= PROBLEM DESCRIPTION =
Using the entries below, show all lines with the string "available".

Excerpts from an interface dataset
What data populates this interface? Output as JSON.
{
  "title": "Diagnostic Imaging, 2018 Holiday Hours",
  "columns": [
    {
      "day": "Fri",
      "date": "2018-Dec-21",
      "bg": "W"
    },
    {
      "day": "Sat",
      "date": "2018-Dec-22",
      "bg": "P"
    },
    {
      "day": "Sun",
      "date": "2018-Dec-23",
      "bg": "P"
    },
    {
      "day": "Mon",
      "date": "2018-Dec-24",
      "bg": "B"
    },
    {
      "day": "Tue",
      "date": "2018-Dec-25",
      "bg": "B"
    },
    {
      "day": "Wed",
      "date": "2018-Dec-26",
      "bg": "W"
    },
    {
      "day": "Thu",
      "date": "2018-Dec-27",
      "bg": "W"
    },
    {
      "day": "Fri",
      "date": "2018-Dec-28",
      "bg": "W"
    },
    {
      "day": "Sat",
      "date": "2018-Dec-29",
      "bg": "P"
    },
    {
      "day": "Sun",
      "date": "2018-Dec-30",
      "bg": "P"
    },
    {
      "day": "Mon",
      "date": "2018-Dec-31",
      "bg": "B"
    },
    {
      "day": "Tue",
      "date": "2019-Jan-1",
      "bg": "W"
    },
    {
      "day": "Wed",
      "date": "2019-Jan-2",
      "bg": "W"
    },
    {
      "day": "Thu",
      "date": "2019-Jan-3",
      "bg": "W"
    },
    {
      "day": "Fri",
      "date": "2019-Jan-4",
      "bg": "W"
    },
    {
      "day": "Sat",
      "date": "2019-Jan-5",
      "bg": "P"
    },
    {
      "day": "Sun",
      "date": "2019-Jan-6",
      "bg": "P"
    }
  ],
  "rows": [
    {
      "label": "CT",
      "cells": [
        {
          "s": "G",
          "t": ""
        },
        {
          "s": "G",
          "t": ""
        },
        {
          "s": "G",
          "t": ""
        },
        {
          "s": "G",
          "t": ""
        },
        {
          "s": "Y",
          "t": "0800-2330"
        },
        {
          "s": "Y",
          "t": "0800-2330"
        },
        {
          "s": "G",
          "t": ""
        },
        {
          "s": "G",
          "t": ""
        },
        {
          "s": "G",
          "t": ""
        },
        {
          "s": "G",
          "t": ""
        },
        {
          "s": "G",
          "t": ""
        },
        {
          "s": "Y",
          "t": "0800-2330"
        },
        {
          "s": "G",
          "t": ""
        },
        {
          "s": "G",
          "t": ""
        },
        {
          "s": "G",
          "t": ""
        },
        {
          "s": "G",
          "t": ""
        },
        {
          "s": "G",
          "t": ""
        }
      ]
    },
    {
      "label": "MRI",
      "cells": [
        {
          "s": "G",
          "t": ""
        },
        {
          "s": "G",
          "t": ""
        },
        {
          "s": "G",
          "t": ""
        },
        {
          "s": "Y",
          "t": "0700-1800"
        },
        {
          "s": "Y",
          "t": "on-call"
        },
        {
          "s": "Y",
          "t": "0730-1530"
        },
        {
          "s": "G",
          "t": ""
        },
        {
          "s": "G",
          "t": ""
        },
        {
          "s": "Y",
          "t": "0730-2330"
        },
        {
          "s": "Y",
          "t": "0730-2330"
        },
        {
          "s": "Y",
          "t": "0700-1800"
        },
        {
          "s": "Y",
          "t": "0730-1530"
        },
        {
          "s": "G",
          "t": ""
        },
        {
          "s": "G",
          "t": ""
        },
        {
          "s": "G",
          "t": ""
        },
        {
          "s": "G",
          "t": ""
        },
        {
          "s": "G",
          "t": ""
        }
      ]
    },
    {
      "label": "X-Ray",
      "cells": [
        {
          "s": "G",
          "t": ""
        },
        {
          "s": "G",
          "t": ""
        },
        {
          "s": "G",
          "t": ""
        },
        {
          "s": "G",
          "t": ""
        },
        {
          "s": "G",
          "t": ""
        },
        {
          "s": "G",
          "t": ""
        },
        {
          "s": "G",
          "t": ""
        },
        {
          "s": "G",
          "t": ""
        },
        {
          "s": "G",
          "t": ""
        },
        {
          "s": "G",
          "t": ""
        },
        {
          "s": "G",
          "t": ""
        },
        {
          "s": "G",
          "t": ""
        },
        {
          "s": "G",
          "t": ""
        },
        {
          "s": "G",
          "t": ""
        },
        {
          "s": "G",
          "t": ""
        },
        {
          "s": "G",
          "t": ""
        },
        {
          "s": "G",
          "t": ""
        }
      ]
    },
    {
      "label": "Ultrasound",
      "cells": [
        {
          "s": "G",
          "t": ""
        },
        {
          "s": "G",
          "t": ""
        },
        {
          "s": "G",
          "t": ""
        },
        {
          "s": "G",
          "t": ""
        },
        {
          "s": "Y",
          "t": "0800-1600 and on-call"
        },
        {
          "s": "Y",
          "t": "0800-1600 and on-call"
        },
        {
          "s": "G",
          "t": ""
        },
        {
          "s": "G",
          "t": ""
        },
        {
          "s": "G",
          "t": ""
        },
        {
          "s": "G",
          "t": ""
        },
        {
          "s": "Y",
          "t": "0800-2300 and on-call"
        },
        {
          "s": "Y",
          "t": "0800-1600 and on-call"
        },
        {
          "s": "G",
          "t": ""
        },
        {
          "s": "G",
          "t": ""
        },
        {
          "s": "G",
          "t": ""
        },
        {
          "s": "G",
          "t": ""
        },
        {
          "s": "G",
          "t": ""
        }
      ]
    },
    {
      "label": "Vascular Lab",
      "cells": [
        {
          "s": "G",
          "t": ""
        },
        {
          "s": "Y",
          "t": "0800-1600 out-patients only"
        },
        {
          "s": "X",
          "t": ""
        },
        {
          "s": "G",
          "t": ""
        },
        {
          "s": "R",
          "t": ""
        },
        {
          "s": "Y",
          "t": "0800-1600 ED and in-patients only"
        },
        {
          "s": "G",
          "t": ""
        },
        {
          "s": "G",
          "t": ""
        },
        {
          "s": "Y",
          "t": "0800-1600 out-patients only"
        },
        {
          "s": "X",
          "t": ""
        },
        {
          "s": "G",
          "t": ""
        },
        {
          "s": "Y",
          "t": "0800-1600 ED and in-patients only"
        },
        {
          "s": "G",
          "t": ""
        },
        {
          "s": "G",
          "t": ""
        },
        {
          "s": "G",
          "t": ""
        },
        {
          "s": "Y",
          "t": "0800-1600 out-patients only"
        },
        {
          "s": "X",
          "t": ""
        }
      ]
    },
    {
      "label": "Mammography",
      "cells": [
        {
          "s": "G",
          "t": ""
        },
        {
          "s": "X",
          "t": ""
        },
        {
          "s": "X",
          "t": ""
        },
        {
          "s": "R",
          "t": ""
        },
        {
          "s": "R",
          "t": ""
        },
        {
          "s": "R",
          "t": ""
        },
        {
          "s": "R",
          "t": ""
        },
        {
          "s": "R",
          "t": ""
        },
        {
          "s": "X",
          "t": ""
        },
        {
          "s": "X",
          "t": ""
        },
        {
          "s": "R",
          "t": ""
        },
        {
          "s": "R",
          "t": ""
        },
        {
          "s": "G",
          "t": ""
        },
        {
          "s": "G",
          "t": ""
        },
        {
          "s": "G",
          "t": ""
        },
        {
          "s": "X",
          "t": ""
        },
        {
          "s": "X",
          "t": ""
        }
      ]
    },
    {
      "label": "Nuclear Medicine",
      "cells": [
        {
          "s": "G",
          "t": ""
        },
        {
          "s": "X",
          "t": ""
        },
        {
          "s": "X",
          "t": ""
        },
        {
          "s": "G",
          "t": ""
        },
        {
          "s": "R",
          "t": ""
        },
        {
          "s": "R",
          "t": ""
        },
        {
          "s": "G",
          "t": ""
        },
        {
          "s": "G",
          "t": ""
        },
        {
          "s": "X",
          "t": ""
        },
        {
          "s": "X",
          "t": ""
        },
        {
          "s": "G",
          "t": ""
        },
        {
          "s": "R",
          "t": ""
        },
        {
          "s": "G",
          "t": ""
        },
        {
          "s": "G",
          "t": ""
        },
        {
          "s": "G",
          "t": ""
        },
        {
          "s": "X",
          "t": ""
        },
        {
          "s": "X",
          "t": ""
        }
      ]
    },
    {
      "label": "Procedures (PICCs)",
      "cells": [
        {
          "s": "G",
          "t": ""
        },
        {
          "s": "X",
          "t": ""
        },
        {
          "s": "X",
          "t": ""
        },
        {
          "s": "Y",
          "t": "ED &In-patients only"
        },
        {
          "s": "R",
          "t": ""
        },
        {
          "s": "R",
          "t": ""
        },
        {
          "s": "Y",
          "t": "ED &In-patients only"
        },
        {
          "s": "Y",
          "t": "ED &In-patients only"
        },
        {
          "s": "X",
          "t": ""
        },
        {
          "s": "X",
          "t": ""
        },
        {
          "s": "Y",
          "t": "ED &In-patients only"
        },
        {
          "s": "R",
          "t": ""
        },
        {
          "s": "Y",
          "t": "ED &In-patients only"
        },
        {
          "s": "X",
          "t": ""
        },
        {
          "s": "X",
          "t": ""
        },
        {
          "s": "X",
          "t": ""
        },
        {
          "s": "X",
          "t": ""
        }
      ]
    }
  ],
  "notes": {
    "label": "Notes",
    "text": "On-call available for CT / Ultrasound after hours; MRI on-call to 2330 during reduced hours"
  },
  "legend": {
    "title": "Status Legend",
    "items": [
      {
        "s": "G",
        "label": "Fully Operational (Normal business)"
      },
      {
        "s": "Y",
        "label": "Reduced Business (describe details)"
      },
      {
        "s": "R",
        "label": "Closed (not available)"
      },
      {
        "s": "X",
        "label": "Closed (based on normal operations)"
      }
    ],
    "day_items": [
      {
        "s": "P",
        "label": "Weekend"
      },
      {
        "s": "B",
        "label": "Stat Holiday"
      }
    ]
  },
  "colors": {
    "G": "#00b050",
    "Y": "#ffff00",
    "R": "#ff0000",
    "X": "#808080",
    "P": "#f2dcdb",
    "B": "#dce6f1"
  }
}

= SOLUTION FOR THIS PROBLEM =
    "text": "On-call available for CT / Ultrasound after hours; MRI on-call to 2330 during reduced hours"
        "label": "Closed (not available)"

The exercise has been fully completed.